TO DO → Pictures aside, quote the whole listing exactly.

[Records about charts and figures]

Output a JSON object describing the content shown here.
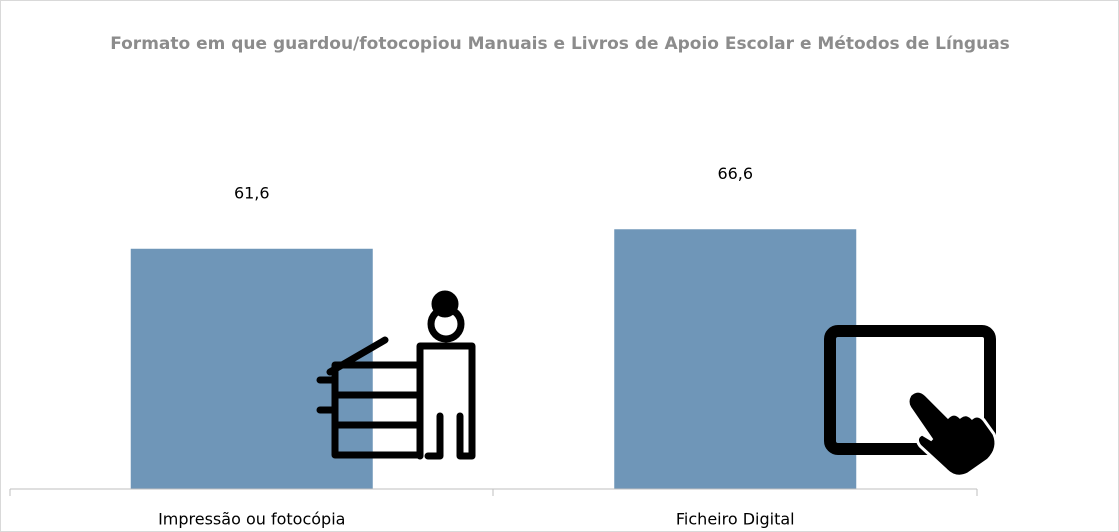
{
  "chart_data": {
    "type": "bar",
    "title": "Formato em que guardou/fotocopiou Manuais e Livros de Apoio Escolar e Métodos de Línguas",
    "categories": [
      "Impressão ou fotocópia",
      "Ficheiro Digital"
    ],
    "values": [
      61.6,
      66.6
    ],
    "value_labels": [
      "61,6",
      "66,6"
    ],
    "color": "#6f96b8"
  }
}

SOLUTION TO THIS EXERCISE →
Output a JSON object describing the content shown here.
{
  "chart_data": {
    "type": "bar",
    "title": "Formato em que guardou/fotocopiou Manuais e Livros de Apoio Escolar e Métodos de Línguas",
    "categories": [
      "Impressão ou fotocópia",
      "Ficheiro Digital"
    ],
    "values": [
      61.6,
      66.6
    ],
    "value_labels": [
      "61,6",
      "66,6"
    ],
    "color": "#6f96b8"
  }
}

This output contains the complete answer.